=== Records for processing ===
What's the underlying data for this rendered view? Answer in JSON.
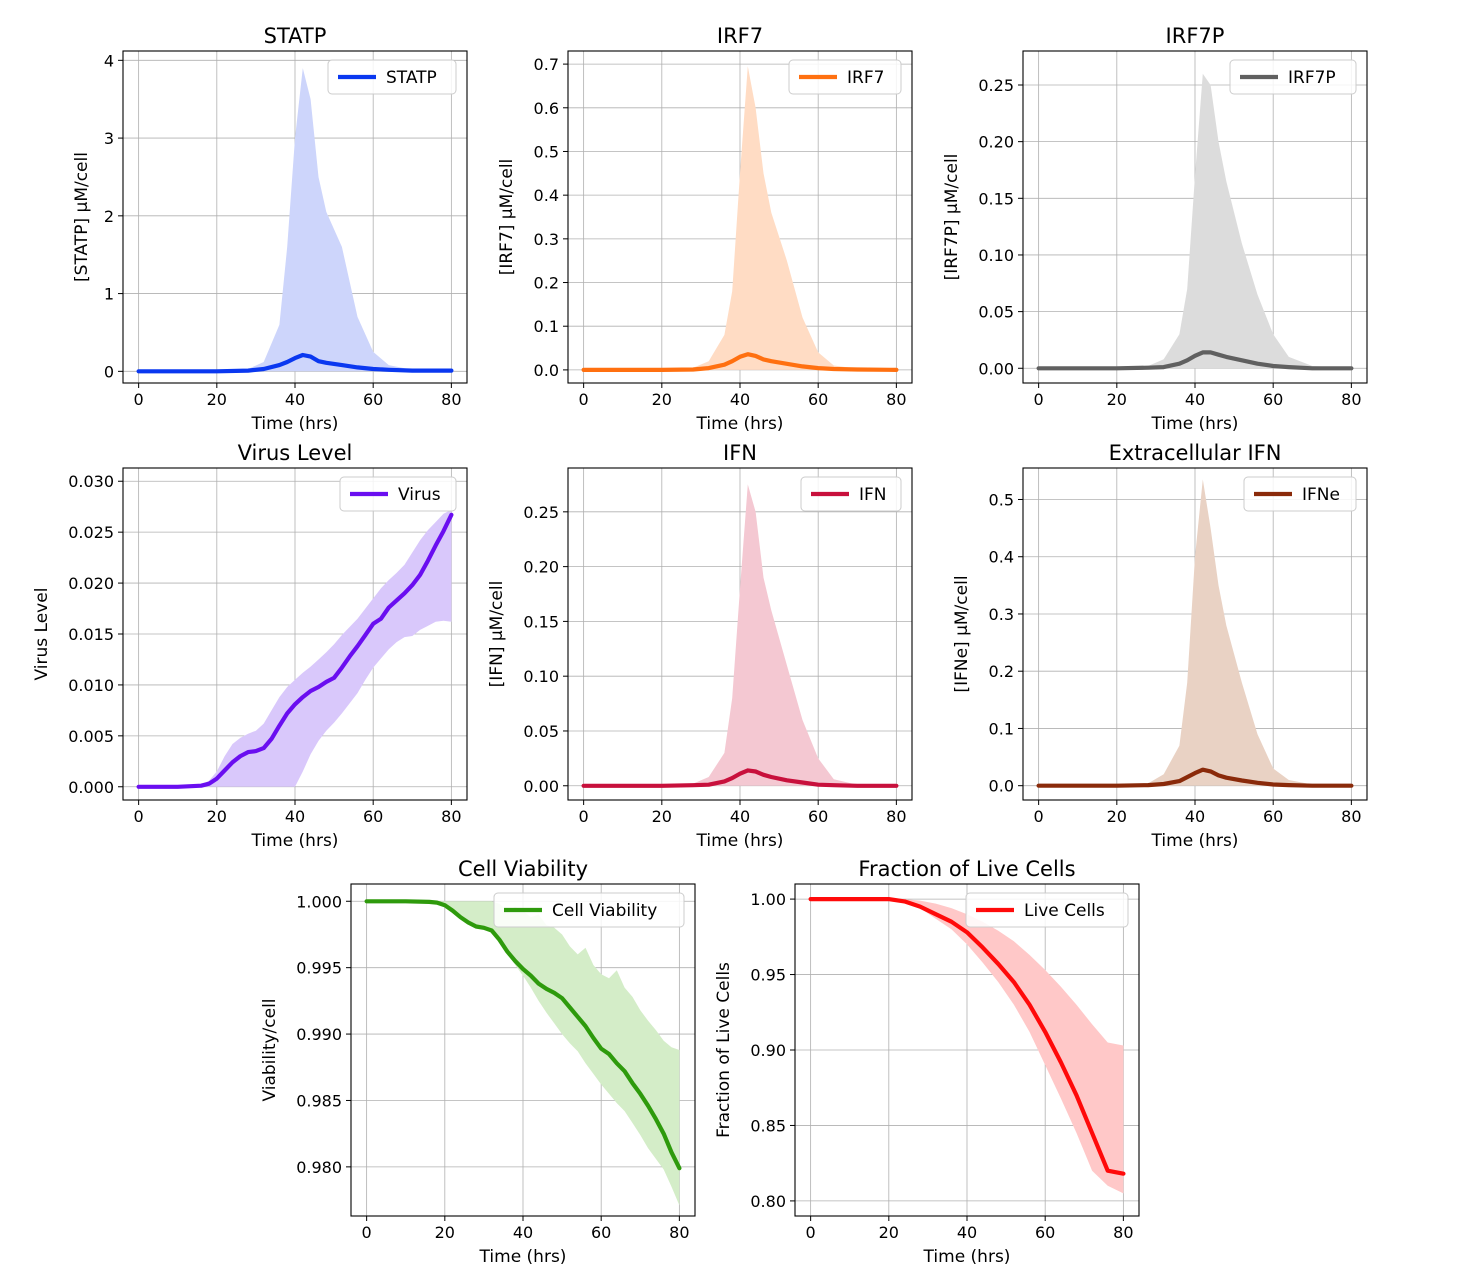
{
  "chart_data": [
    {
      "type": "line",
      "title": "STATP",
      "xlabel": "Time (hrs)",
      "ylabel": "[STATP] μM/cell",
      "xlim": [
        -4,
        84
      ],
      "ylim": [
        -0.15,
        4.12
      ],
      "xticks": [
        0,
        20,
        40,
        60,
        80
      ],
      "xtick_labels": [
        "0",
        "20",
        "40",
        "60",
        "80"
      ],
      "yticks": [
        0,
        1,
        2,
        3,
        4
      ],
      "ytick_labels": [
        "0",
        "1",
        "2",
        "3",
        "4"
      ],
      "grid": true,
      "legend_position": "top-right",
      "series": [
        {
          "name": "STATP",
          "color": "#0a38f0",
          "band_color": "#cdd5fb",
          "x": [
            0,
            20,
            28,
            32,
            36,
            38,
            40,
            42,
            44,
            46,
            48,
            52,
            56,
            60,
            64,
            70,
            80
          ],
          "mean": [
            0,
            0,
            0.01,
            0.03,
            0.08,
            0.12,
            0.17,
            0.21,
            0.19,
            0.13,
            0.11,
            0.08,
            0.05,
            0.03,
            0.02,
            0.01,
            0.01
          ],
          "lower": [
            0,
            0,
            0,
            0,
            0,
            0,
            0,
            0,
            0,
            0,
            0,
            0,
            0,
            0,
            0,
            0,
            0
          ],
          "upper": [
            0,
            0,
            0.03,
            0.12,
            0.6,
            1.6,
            3.0,
            3.9,
            3.5,
            2.5,
            2.05,
            1.6,
            0.7,
            0.25,
            0.08,
            0.02,
            0.01
          ]
        }
      ]
    },
    {
      "type": "line",
      "title": "IRF7",
      "xlabel": "Time (hrs)",
      "ylabel": "[IRF7] μM/cell",
      "xlim": [
        -4,
        84
      ],
      "ylim": [
        -0.03,
        0.73
      ],
      "xticks": [
        0,
        20,
        40,
        60,
        80
      ],
      "xtick_labels": [
        "0",
        "20",
        "40",
        "60",
        "80"
      ],
      "yticks": [
        0,
        0.1,
        0.2,
        0.3,
        0.4,
        0.5,
        0.6,
        0.7
      ],
      "ytick_labels": [
        "0.0",
        "0.1",
        "0.2",
        "0.3",
        "0.4",
        "0.5",
        "0.6",
        "0.7"
      ],
      "grid": true,
      "legend_position": "top-right",
      "series": [
        {
          "name": "IRF7",
          "color": "#ff7010",
          "band_color": "#ffdcc4",
          "x": [
            0,
            20,
            28,
            32,
            36,
            38,
            40,
            42,
            44,
            46,
            48,
            52,
            56,
            60,
            64,
            70,
            80
          ],
          "mean": [
            0,
            0,
            0.001,
            0.004,
            0.012,
            0.02,
            0.03,
            0.036,
            0.032,
            0.024,
            0.02,
            0.014,
            0.008,
            0.004,
            0.002,
            0.001,
            0
          ],
          "lower": [
            0,
            0,
            0,
            0,
            0,
            0,
            0,
            0,
            0,
            0,
            0,
            0,
            0,
            0,
            0,
            0,
            0
          ],
          "upper": [
            0,
            0,
            0.005,
            0.02,
            0.08,
            0.18,
            0.45,
            0.695,
            0.6,
            0.45,
            0.36,
            0.25,
            0.12,
            0.04,
            0.01,
            0.003,
            0
          ]
        }
      ]
    },
    {
      "type": "line",
      "title": "IRF7P",
      "xlabel": "Time (hrs)",
      "ylabel": "[IRF7P] μM/cell",
      "xlim": [
        -4,
        84
      ],
      "ylim": [
        -0.013,
        0.28
      ],
      "xticks": [
        0,
        20,
        40,
        60,
        80
      ],
      "xtick_labels": [
        "0",
        "20",
        "40",
        "60",
        "80"
      ],
      "yticks": [
        0,
        0.05,
        0.1,
        0.15,
        0.2,
        0.25
      ],
      "ytick_labels": [
        "0.00",
        "0.05",
        "0.10",
        "0.15",
        "0.20",
        "0.25"
      ],
      "grid": true,
      "legend_position": "top-right",
      "series": [
        {
          "name": "IRF7P",
          "color": "#606060",
          "band_color": "#dcdcdc",
          "x": [
            0,
            20,
            28,
            32,
            36,
            38,
            40,
            42,
            44,
            46,
            48,
            52,
            56,
            60,
            64,
            70,
            80
          ],
          "mean": [
            0,
            0,
            0.0005,
            0.001,
            0.004,
            0.007,
            0.011,
            0.014,
            0.014,
            0.012,
            0.01,
            0.007,
            0.004,
            0.002,
            0.001,
            0,
            0
          ],
          "lower": [
            0,
            0,
            0,
            0,
            0,
            0,
            0,
            0,
            0,
            0,
            0,
            0,
            0,
            0,
            0,
            0,
            0
          ],
          "upper": [
            0,
            0,
            0.002,
            0.008,
            0.03,
            0.07,
            0.17,
            0.26,
            0.25,
            0.2,
            0.165,
            0.11,
            0.065,
            0.03,
            0.01,
            0.002,
            0
          ]
        }
      ]
    },
    {
      "type": "line",
      "title": "Virus Level",
      "xlabel": "Time (hrs)",
      "ylabel": "Virus Level",
      "xlim": [
        -4,
        84
      ],
      "ylim": [
        -0.0013,
        0.0313
      ],
      "xticks": [
        0,
        20,
        40,
        60,
        80
      ],
      "xtick_labels": [
        "0",
        "20",
        "40",
        "60",
        "80"
      ],
      "yticks": [
        0,
        0.005,
        0.01,
        0.015,
        0.02,
        0.025,
        0.03
      ],
      "ytick_labels": [
        "0.000",
        "0.005",
        "0.010",
        "0.015",
        "0.020",
        "0.025",
        "0.030"
      ],
      "grid": true,
      "legend_position": "top-right",
      "series": [
        {
          "name": "Virus",
          "color": "#6a0ef0",
          "band_color": "#d9c8fb",
          "x": [
            0,
            10,
            16,
            18,
            20,
            22,
            24,
            26,
            28,
            30,
            32,
            34,
            36,
            38,
            40,
            42,
            44,
            46,
            48,
            50,
            52,
            54,
            56,
            58,
            60,
            62,
            64,
            66,
            68,
            70,
            72,
            74,
            76,
            78,
            80
          ],
          "mean": [
            0,
            0,
            0.0001,
            0.0003,
            0.0008,
            0.0016,
            0.0024,
            0.003,
            0.0034,
            0.0035,
            0.0038,
            0.0047,
            0.006,
            0.0072,
            0.0081,
            0.0088,
            0.0094,
            0.0098,
            0.0103,
            0.0107,
            0.0117,
            0.0128,
            0.0138,
            0.0149,
            0.016,
            0.0165,
            0.0176,
            0.0183,
            0.019,
            0.0198,
            0.0208,
            0.0222,
            0.0237,
            0.0251,
            0.0267
          ],
          "lower": [
            0,
            0,
            0,
            0,
            0,
            0,
            0,
            0,
            0,
            0,
            0,
            0,
            0,
            0,
            0,
            0.0015,
            0.0032,
            0.0045,
            0.0055,
            0.0063,
            0.0072,
            0.0082,
            0.0092,
            0.0105,
            0.0117,
            0.0126,
            0.0135,
            0.0142,
            0.0147,
            0.0148,
            0.0154,
            0.0158,
            0.0162,
            0.0163,
            0.0162
          ],
          "upper": [
            0,
            0,
            0.0002,
            0.0006,
            0.0015,
            0.003,
            0.0042,
            0.0048,
            0.0052,
            0.0055,
            0.0062,
            0.0075,
            0.0088,
            0.0098,
            0.0105,
            0.0112,
            0.0118,
            0.0125,
            0.0132,
            0.014,
            0.0149,
            0.0157,
            0.0165,
            0.0175,
            0.0185,
            0.0195,
            0.0203,
            0.021,
            0.0218,
            0.023,
            0.0242,
            0.0252,
            0.026,
            0.0268,
            0.0272
          ]
        }
      ]
    },
    {
      "type": "line",
      "title": "IFN",
      "xlabel": "Time (hrs)",
      "ylabel": "[IFN] μM/cell",
      "xlim": [
        -4,
        84
      ],
      "ylim": [
        -0.013,
        0.29
      ],
      "xticks": [
        0,
        20,
        40,
        60,
        80
      ],
      "xtick_labels": [
        "0",
        "20",
        "40",
        "60",
        "80"
      ],
      "yticks": [
        0,
        0.05,
        0.1,
        0.15,
        0.2,
        0.25
      ],
      "ytick_labels": [
        "0.00",
        "0.05",
        "0.10",
        "0.15",
        "0.20",
        "0.25"
      ],
      "grid": true,
      "legend_position": "top-right",
      "series": [
        {
          "name": "IFN",
          "color": "#c8103c",
          "band_color": "#f4c8d2",
          "x": [
            0,
            20,
            28,
            32,
            36,
            38,
            40,
            42,
            44,
            46,
            48,
            52,
            56,
            60,
            64,
            70,
            80
          ],
          "mean": [
            0,
            0,
            0.0005,
            0.001,
            0.004,
            0.007,
            0.011,
            0.014,
            0.013,
            0.01,
            0.008,
            0.005,
            0.003,
            0.001,
            0.0005,
            0,
            0
          ],
          "lower": [
            0,
            0,
            0,
            0,
            0,
            0,
            0,
            0,
            0,
            0,
            0,
            0,
            0,
            0,
            0,
            0,
            0
          ],
          "upper": [
            0,
            0,
            0.002,
            0.008,
            0.03,
            0.08,
            0.18,
            0.275,
            0.25,
            0.19,
            0.16,
            0.11,
            0.06,
            0.025,
            0.006,
            0.001,
            0
          ]
        }
      ]
    },
    {
      "type": "line",
      "title": "Extracellular IFN",
      "xlabel": "Time (hrs)",
      "ylabel": "[IFNe] μM/cell",
      "xlim": [
        -4,
        84
      ],
      "ylim": [
        -0.025,
        0.555
      ],
      "xticks": [
        0,
        20,
        40,
        60,
        80
      ],
      "xtick_labels": [
        "0",
        "20",
        "40",
        "60",
        "80"
      ],
      "yticks": [
        0,
        0.1,
        0.2,
        0.3,
        0.4,
        0.5
      ],
      "ytick_labels": [
        "0.0",
        "0.1",
        "0.2",
        "0.3",
        "0.4",
        "0.5"
      ],
      "grid": true,
      "legend_position": "top-right",
      "series": [
        {
          "name": "IFNe",
          "color": "#8a2a0a",
          "band_color": "#e9d2c4",
          "x": [
            0,
            20,
            28,
            32,
            36,
            38,
            40,
            42,
            44,
            46,
            48,
            52,
            56,
            60,
            64,
            70,
            80
          ],
          "mean": [
            0,
            0,
            0.001,
            0.003,
            0.008,
            0.015,
            0.022,
            0.028,
            0.025,
            0.018,
            0.014,
            0.009,
            0.005,
            0.002,
            0.001,
            0,
            0
          ],
          "lower": [
            0,
            0,
            0,
            0,
            0,
            0,
            0,
            0,
            0,
            0,
            0,
            0,
            0,
            0,
            0,
            0,
            0
          ],
          "upper": [
            0,
            0,
            0.004,
            0.02,
            0.07,
            0.18,
            0.4,
            0.535,
            0.45,
            0.35,
            0.28,
            0.18,
            0.09,
            0.03,
            0.01,
            0.002,
            0
          ]
        }
      ]
    },
    {
      "type": "line",
      "title": "Cell Viability",
      "xlabel": "Time (hrs)",
      "ylabel": "Viability/cell",
      "xlim": [
        -4,
        84
      ],
      "ylim": [
        0.9763,
        1.0013
      ],
      "xticks": [
        0,
        20,
        40,
        60,
        80
      ],
      "xtick_labels": [
        "0",
        "20",
        "40",
        "60",
        "80"
      ],
      "yticks": [
        0.98,
        0.985,
        0.99,
        0.995,
        1.0
      ],
      "ytick_labels": [
        "0.980",
        "0.985",
        "0.990",
        "0.995",
        "1.000"
      ],
      "grid": true,
      "legend_position": "top-right",
      "series": [
        {
          "name": "Cell Viability",
          "color": "#2e9a0c",
          "band_color": "#d4edc8",
          "x": [
            0,
            10,
            16,
            18,
            20,
            22,
            24,
            26,
            28,
            30,
            32,
            34,
            36,
            38,
            40,
            42,
            44,
            46,
            48,
            50,
            52,
            54,
            56,
            58,
            60,
            62,
            64,
            66,
            68,
            70,
            72,
            74,
            76,
            78,
            80
          ],
          "mean": [
            1.0,
            1.0,
            0.99995,
            0.9999,
            0.9997,
            0.9993,
            0.9988,
            0.9984,
            0.9981,
            0.998,
            0.9978,
            0.9971,
            0.9962,
            0.9955,
            0.9949,
            0.9944,
            0.9938,
            0.9934,
            0.9931,
            0.9927,
            0.992,
            0.9913,
            0.9906,
            0.9897,
            0.9889,
            0.9885,
            0.9878,
            0.9872,
            0.9863,
            0.9855,
            0.9846,
            0.9836,
            0.9825,
            0.9811,
            0.9799
          ],
          "lower": [
            1.0,
            1.0,
            0.99995,
            0.9999,
            0.9997,
            0.9993,
            0.9988,
            0.9984,
            0.9981,
            0.998,
            0.9978,
            0.9971,
            0.9962,
            0.9952,
            0.9944,
            0.9935,
            0.9925,
            0.9916,
            0.9908,
            0.99,
            0.9893,
            0.9887,
            0.9878,
            0.987,
            0.9862,
            0.9855,
            0.9848,
            0.9842,
            0.9833,
            0.9824,
            0.9814,
            0.9806,
            0.9798,
            0.9785,
            0.9771
          ],
          "upper": [
            1.0,
            1.0,
            1.0,
            1.0,
            1.0,
            1.0,
            1.0,
            1.0,
            1.0,
            1.0,
            1.0,
            0.9998,
            0.9993,
            0.9996,
            0.9993,
            0.9988,
            0.999,
            0.9982,
            0.998,
            0.9975,
            0.9966,
            0.996,
            0.9965,
            0.9952,
            0.9945,
            0.9942,
            0.9948,
            0.9935,
            0.9928,
            0.9918,
            0.991,
            0.9903,
            0.9895,
            0.989,
            0.9888
          ]
        }
      ]
    },
    {
      "type": "line",
      "title": "Fraction of Live Cells",
      "xlabel": "Time (hrs)",
      "ylabel": "Fraction of Live Cells",
      "xlim": [
        -4,
        84
      ],
      "ylim": [
        0.79,
        1.01
      ],
      "xticks": [
        0,
        20,
        40,
        60,
        80
      ],
      "xtick_labels": [
        "0",
        "20",
        "40",
        "60",
        "80"
      ],
      "yticks": [
        0.8,
        0.85,
        0.9,
        0.95,
        1.0
      ],
      "ytick_labels": [
        "0.80",
        "0.85",
        "0.90",
        "0.95",
        "1.00"
      ],
      "grid": true,
      "legend_position": "top-right",
      "series": [
        {
          "name": "Live Cells",
          "color": "#ff0a0a",
          "band_color": "#ffc8c8",
          "x": [
            0,
            20,
            24,
            28,
            32,
            36,
            40,
            44,
            48,
            52,
            56,
            60,
            64,
            68,
            72,
            76,
            80
          ],
          "mean": [
            1.0,
            1.0,
            0.9985,
            0.995,
            0.99,
            0.985,
            0.978,
            0.968,
            0.957,
            0.945,
            0.93,
            0.912,
            0.892,
            0.87,
            0.845,
            0.82,
            0.818
          ],
          "lower": [
            1.0,
            1.0,
            0.998,
            0.994,
            0.987,
            0.98,
            0.97,
            0.958,
            0.945,
            0.93,
            0.912,
            0.89,
            0.868,
            0.845,
            0.82,
            0.81,
            0.805
          ],
          "upper": [
            1.0,
            1.0,
            1.0,
            0.999,
            0.997,
            0.994,
            0.99,
            0.985,
            0.979,
            0.972,
            0.963,
            0.953,
            0.942,
            0.93,
            0.917,
            0.905,
            0.903
          ]
        }
      ]
    }
  ]
}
===
#### Work instruction:
For this exercise, find all lines in the records containing the word "ylabel" and copy them.

#### Task output:
      "ylabel": "[STATP] μM/cell",
      "ylabel": "[IRF7] μM/cell",
      "ylabel": "[IRF7P] μM/cell",
      "ylabel": "Virus Level",
      "ylabel": "[IFN] μM/cell",
      "ylabel": "[IFNe] μM/cell",
      "ylabel": "Viability/cell",
      "ylabel": "Fraction of Live Cells",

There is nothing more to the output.